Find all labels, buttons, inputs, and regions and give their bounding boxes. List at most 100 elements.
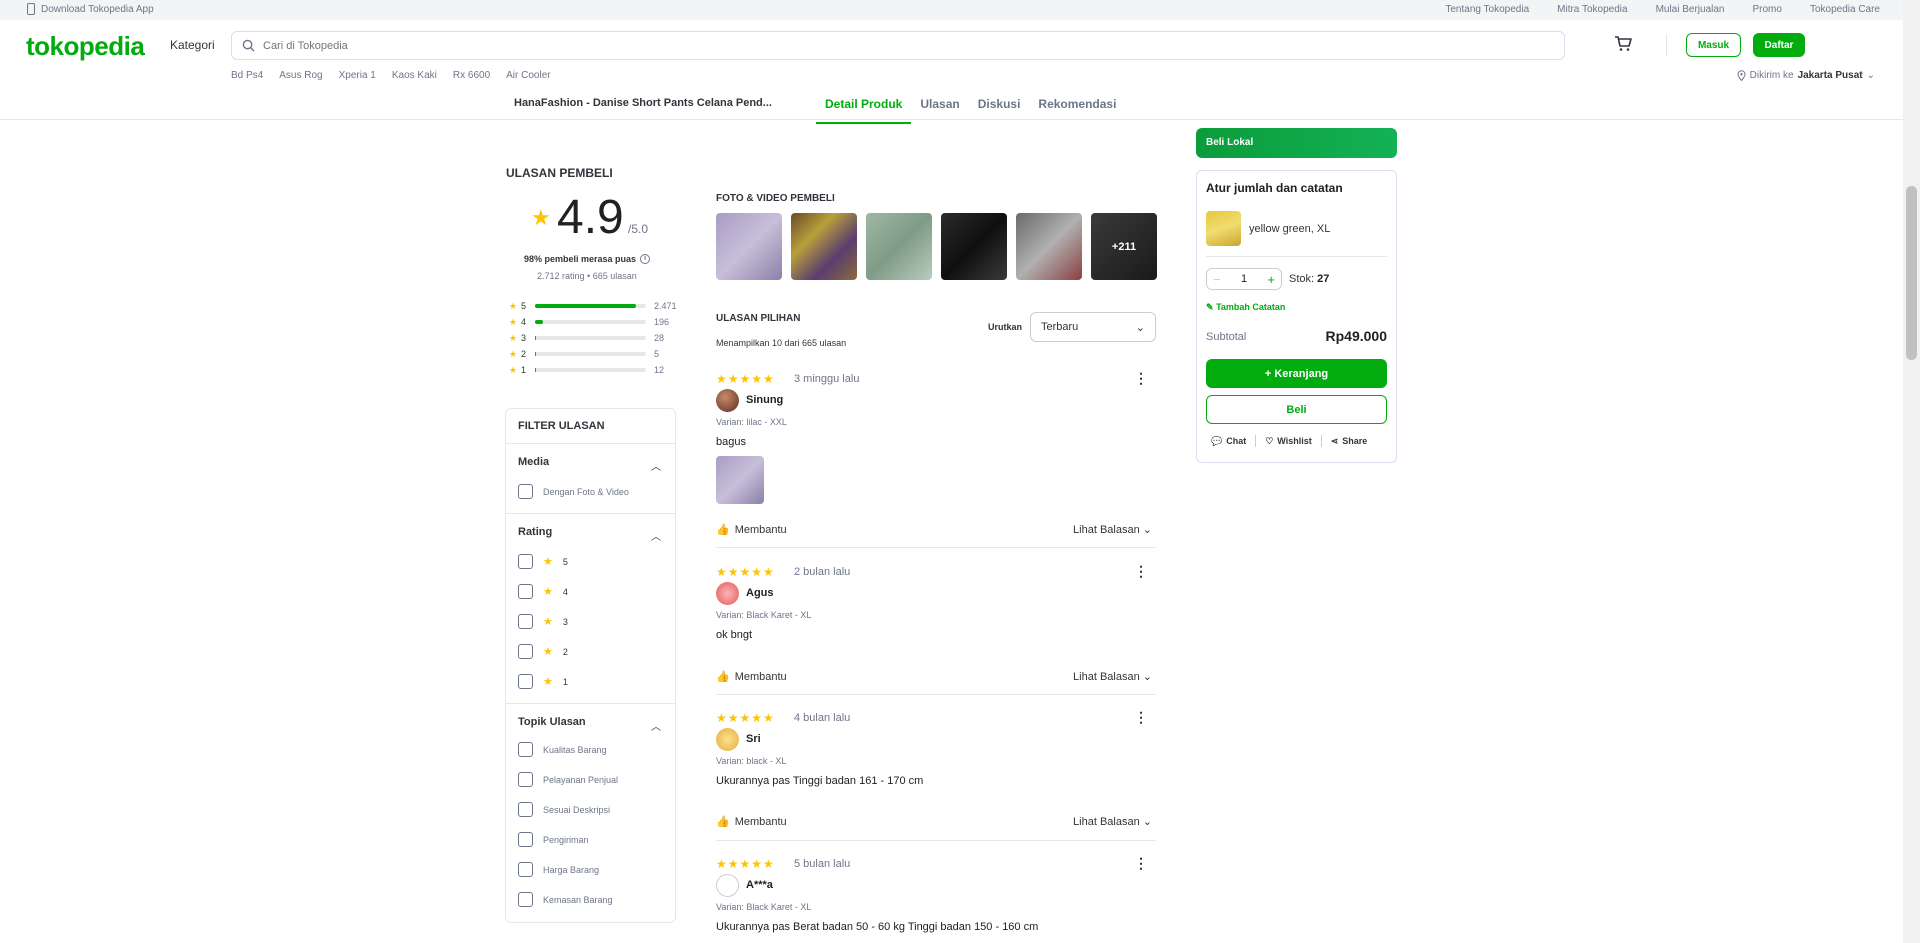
tab-rekomendasi[interactable]: Rekomendasi bbox=[1029, 90, 1125, 124]
chevron-up-icon[interactable]: ︿ bbox=[651, 718, 661, 733]
tab-detail-produk[interactable]: Detail Produk bbox=[816, 90, 912, 124]
sort-dropdown[interactable]: Terbaru ⌄ bbox=[1030, 312, 1156, 342]
buy-button[interactable]: Beli bbox=[1206, 395, 1387, 424]
star-icon: ★ bbox=[543, 586, 553, 598]
more-options-icon[interactable]: ⋮ bbox=[1134, 709, 1148, 726]
buyer-photo[interactable] bbox=[941, 213, 1007, 280]
tokopedia-logo[interactable]: tokopedia bbox=[26, 31, 145, 62]
filter-media-checkbox[interactable]: Dengan Foto & Video bbox=[518, 484, 629, 499]
quantity-stepper[interactable]: − 1 + bbox=[1206, 268, 1282, 290]
info-icon[interactable]: i bbox=[640, 254, 651, 264]
checkbox[interactable] bbox=[518, 772, 533, 787]
rating-star-number: 5 bbox=[521, 301, 527, 311]
filter-rating-5[interactable]: ★ 5 bbox=[518, 554, 568, 569]
download-app-link[interactable]: Download Tokopedia App bbox=[27, 3, 154, 15]
buyer-photo[interactable] bbox=[716, 213, 782, 280]
thumbs-up-icon: 👍 bbox=[716, 671, 730, 683]
lihat-balasan-button[interactable]: Lihat Balasan ⌄ bbox=[1073, 523, 1152, 536]
share-button[interactable]: ⋖ Share bbox=[1331, 436, 1368, 447]
chevron-up-icon[interactable]: ︿ bbox=[651, 458, 661, 473]
chat-button[interactable]: 💬 Chat bbox=[1211, 436, 1246, 447]
ulasan-heading: ULASAN PEMBELI bbox=[506, 166, 613, 180]
buyer-photo[interactable] bbox=[866, 213, 932, 280]
keyword-link[interactable]: Rx 6600 bbox=[453, 70, 490, 81]
tab-diskusi[interactable]: Diskusi bbox=[969, 90, 1030, 124]
checkbox[interactable] bbox=[518, 862, 533, 877]
filter-topik-option[interactable]: Harga Barang bbox=[518, 862, 599, 877]
checkbox[interactable] bbox=[518, 742, 533, 757]
cart-icon[interactable] bbox=[1614, 36, 1632, 57]
wishlist-button[interactable]: ♡ Wishlist bbox=[1265, 436, 1312, 447]
avatar bbox=[716, 582, 739, 605]
lihat-balasan-button[interactable]: Lihat Balasan ⌄ bbox=[1073, 670, 1152, 683]
keyword-link[interactable]: Air Cooler bbox=[506, 70, 550, 81]
scrollbar-thumb[interactable] bbox=[1906, 186, 1917, 360]
review-variant: Varian: black - XL bbox=[716, 756, 787, 766]
helpful-button[interactable]: 👍 Membantu bbox=[716, 523, 787, 537]
helpful-button[interactable]: 👍 Membantu bbox=[716, 670, 787, 684]
checkbox[interactable] bbox=[518, 674, 533, 689]
checkbox[interactable] bbox=[518, 554, 533, 569]
chat-icon: 💬 bbox=[1211, 435, 1223, 446]
buyer-photo[interactable] bbox=[791, 213, 857, 280]
keyword-link[interactable]: Asus Rog bbox=[279, 70, 322, 81]
filter-rating-1[interactable]: ★ 1 bbox=[518, 674, 568, 689]
reviewer-name: Sinung bbox=[746, 394, 784, 406]
tambah-catatan-link[interactable]: ✎ Tambah Catatan bbox=[1206, 302, 1285, 313]
keyword-link[interactable]: Bd Ps4 bbox=[231, 70, 263, 81]
filter-topik-option[interactable]: Pelayanan Penjual bbox=[518, 772, 618, 787]
checkbox[interactable] bbox=[518, 644, 533, 659]
chevron-down-icon: ⌄ bbox=[1142, 671, 1152, 683]
search-bar[interactable] bbox=[231, 31, 1565, 60]
review-stars: ★★★★★ bbox=[716, 372, 775, 386]
quantity-value[interactable]: 1 bbox=[1241, 273, 1247, 285]
helpful-button[interactable]: 👍 Membantu bbox=[716, 815, 787, 829]
rating-bar bbox=[535, 352, 646, 356]
tab-ulasan[interactable]: Ulasan bbox=[911, 90, 968, 124]
add-to-cart-button[interactable]: + Keranjang bbox=[1206, 359, 1387, 388]
plus-icon[interactable]: + bbox=[1267, 272, 1275, 287]
scrollbar-track[interactable] bbox=[1903, 0, 1920, 943]
more-options-icon[interactable]: ⋮ bbox=[1134, 563, 1148, 580]
link-mitra[interactable]: Mitra Tokopedia bbox=[1557, 4, 1627, 15]
checkbox[interactable] bbox=[518, 832, 533, 847]
checkbox[interactable] bbox=[518, 584, 533, 599]
checkbox[interactable] bbox=[518, 802, 533, 817]
daftar-button[interactable]: Daftar bbox=[1753, 33, 1805, 57]
chat-label: Chat bbox=[1226, 436, 1247, 446]
checkbox[interactable] bbox=[518, 614, 533, 629]
search-input[interactable] bbox=[263, 39, 1564, 52]
reviewer-name: Sri bbox=[746, 733, 761, 745]
keyword-link[interactable]: Kaos Kaki bbox=[392, 70, 437, 81]
filter-rating-3[interactable]: ★ 3 bbox=[518, 614, 568, 629]
link-tentang[interactable]: Tentang Tokopedia bbox=[1445, 4, 1529, 15]
filter-topik-option[interactable]: Kualitas Barang bbox=[518, 742, 607, 757]
star-icon: ★ bbox=[543, 646, 553, 658]
chevron-up-icon[interactable]: ︿ bbox=[651, 528, 661, 543]
chevron-down-icon: ⌄ bbox=[1142, 524, 1152, 536]
delivery-location[interactable]: Dikirim ke Jakarta Pusat ⌄ bbox=[1737, 70, 1875, 81]
review-photo[interactable] bbox=[716, 456, 764, 504]
link-care[interactable]: Tokopedia Care bbox=[1810, 4, 1880, 15]
minus-icon[interactable]: − bbox=[1213, 272, 1221, 287]
filter-topik-option[interactable]: Pengiriman bbox=[518, 832, 589, 847]
more-options-icon[interactable]: ⋮ bbox=[1134, 370, 1148, 387]
masuk-button[interactable]: Masuk bbox=[1686, 33, 1741, 57]
divider bbox=[1255, 435, 1257, 447]
filter-topik-option[interactable]: Sesuai Deskripsi bbox=[518, 802, 610, 817]
lihat-balasan-button[interactable]: Lihat Balasan ⌄ bbox=[1073, 815, 1152, 828]
buyer-photo[interactable] bbox=[1016, 213, 1082, 280]
buyer-photos: +211 bbox=[716, 213, 1157, 280]
link-mulai-berjualan[interactable]: Mulai Berjualan bbox=[1656, 4, 1725, 15]
filter-rating-4[interactable]: ★ 4 bbox=[518, 584, 568, 599]
kategori-menu[interactable]: Kategori bbox=[170, 38, 215, 52]
checkbox[interactable] bbox=[518, 892, 533, 907]
stock-value: 27 bbox=[1317, 273, 1330, 285]
filter-rating-2[interactable]: ★ 2 bbox=[518, 644, 568, 659]
link-promo[interactable]: Promo bbox=[1753, 4, 1782, 15]
filter-topik-option[interactable]: Kemasan Barang bbox=[518, 892, 613, 907]
keyword-link[interactable]: Xperia 1 bbox=[339, 70, 376, 81]
more-options-icon[interactable]: ⋮ bbox=[1134, 855, 1148, 872]
checkbox[interactable] bbox=[518, 484, 533, 499]
more-photos-button[interactable]: +211 bbox=[1091, 213, 1157, 280]
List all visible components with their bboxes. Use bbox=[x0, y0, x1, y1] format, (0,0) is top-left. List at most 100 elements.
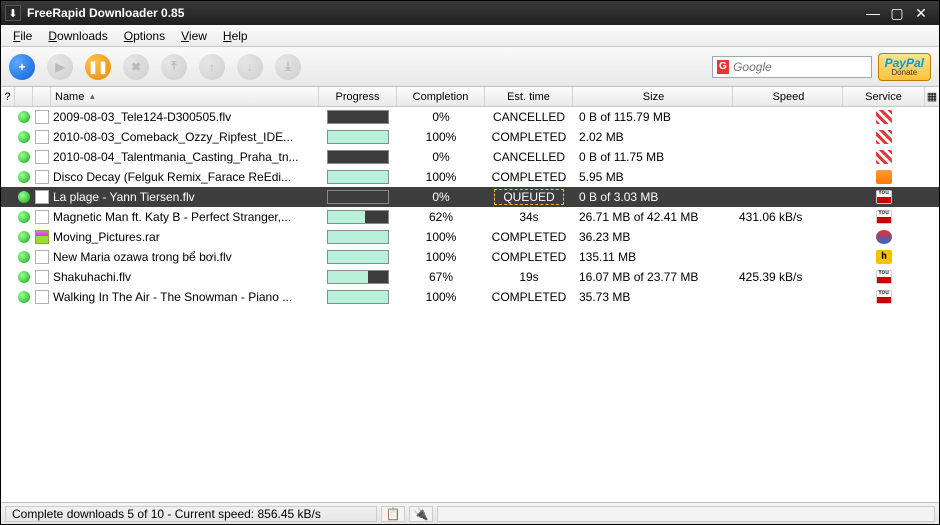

---

Instructions to follow: Rewrite the data above as a numbered list with blank lines omitted, running from the line with "90, 1125, 124]" up to and including the line with "buyer-photo[interactable] bbox=[716, 213, 782, 280]".

Response to this exercise:
1. tab-rekomendasi[interactable]: Rekomendasi bbox=[1029, 90, 1125, 124]
2. chevron-up-icon[interactable]: ︿ bbox=[651, 718, 661, 733]
3. tab-detail-produk[interactable]: Detail Produk bbox=[816, 90, 912, 124]
4. sort-dropdown[interactable]: Terbaru ⌄ bbox=[1030, 312, 1156, 342]
5. buy-button[interactable]: Beli bbox=[1206, 395, 1387, 424]
6. star-icon: ★ bbox=[543, 586, 553, 598]
7. more-options-icon[interactable]: ⋮ bbox=[1134, 709, 1148, 726]
8. buyer-photo[interactable] bbox=[941, 213, 1007, 280]
9. tokopedia-logo[interactable]: tokopedia bbox=[26, 31, 145, 62]
10. filter-media-checkbox[interactable]: Dengan Foto & Video bbox=[518, 484, 629, 499]
11. quantity-stepper[interactable]: − 1 + bbox=[1206, 268, 1282, 290]
12. info-icon[interactable]: i bbox=[640, 254, 651, 264]
13. checkbox[interactable] bbox=[518, 772, 533, 787]
14. rating-star-number: 5 bbox=[521, 301, 527, 311]
15. filter-rating-5[interactable]: ★ 5 bbox=[518, 554, 568, 569]
16. download-app-link[interactable]: Download Tokopedia App bbox=[27, 3, 154, 15]
17. buyer-photo[interactable] bbox=[716, 213, 782, 280]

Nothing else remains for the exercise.